*** DATA SHOWN
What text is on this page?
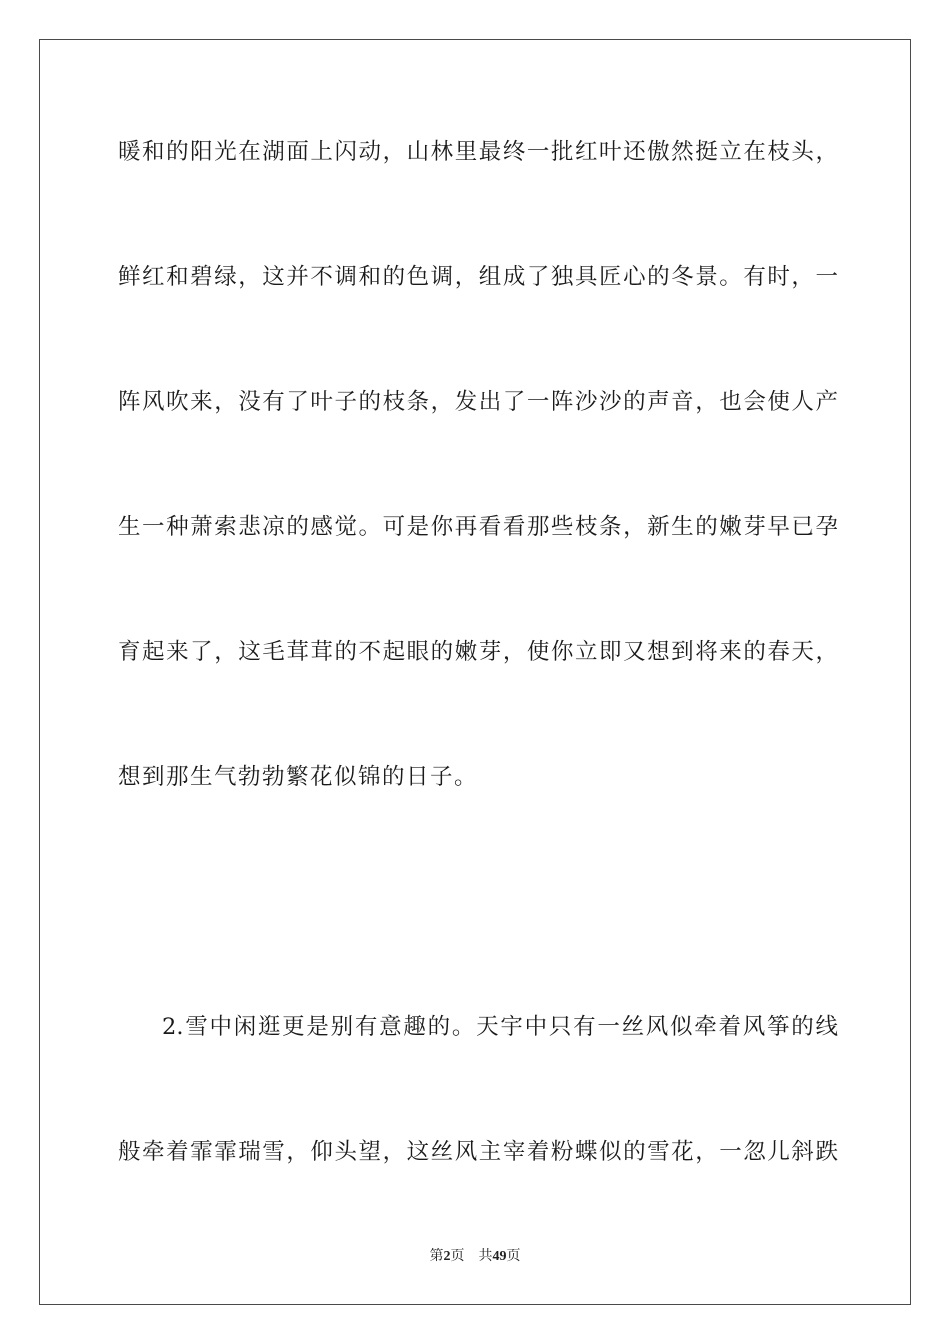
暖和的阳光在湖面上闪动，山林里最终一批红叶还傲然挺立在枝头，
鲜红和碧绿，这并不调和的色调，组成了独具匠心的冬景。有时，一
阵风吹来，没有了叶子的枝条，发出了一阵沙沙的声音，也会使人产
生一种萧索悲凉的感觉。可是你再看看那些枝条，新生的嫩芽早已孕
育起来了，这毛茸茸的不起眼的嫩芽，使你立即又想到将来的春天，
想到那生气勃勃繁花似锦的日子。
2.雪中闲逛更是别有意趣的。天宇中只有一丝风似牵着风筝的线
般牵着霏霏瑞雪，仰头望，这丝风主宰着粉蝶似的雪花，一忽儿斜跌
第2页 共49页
******
*** DATA SHOWN
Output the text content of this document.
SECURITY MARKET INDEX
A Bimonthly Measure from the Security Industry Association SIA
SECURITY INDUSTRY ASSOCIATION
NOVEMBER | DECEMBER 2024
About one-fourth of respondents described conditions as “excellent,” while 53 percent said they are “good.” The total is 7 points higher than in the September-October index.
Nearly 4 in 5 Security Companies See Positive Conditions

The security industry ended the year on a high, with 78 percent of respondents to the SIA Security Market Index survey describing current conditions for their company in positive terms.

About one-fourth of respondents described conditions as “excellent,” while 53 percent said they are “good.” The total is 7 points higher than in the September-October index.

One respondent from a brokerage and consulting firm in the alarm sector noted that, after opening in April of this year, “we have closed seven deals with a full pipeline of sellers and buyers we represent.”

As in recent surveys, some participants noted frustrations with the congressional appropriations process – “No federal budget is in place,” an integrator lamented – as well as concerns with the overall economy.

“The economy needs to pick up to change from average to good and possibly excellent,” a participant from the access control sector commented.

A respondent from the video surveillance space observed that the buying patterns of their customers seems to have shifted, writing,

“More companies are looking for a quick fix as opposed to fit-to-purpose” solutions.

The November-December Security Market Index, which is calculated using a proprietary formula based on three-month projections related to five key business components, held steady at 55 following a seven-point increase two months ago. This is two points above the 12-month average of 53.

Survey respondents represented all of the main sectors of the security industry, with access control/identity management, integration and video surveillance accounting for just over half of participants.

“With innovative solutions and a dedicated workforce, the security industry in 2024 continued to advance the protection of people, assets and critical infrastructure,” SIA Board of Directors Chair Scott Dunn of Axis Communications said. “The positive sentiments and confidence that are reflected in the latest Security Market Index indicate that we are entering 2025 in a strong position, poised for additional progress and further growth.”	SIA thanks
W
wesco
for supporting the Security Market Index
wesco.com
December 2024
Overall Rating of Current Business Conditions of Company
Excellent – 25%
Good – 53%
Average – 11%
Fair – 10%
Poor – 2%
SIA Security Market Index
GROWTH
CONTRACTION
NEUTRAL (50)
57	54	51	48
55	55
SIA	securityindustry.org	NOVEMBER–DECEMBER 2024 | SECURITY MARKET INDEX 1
******
PROMPT:
Give the number of lines above that hold the word "respondents", and nothing more.

RESPONSE FOR THIS EXERCISE:
4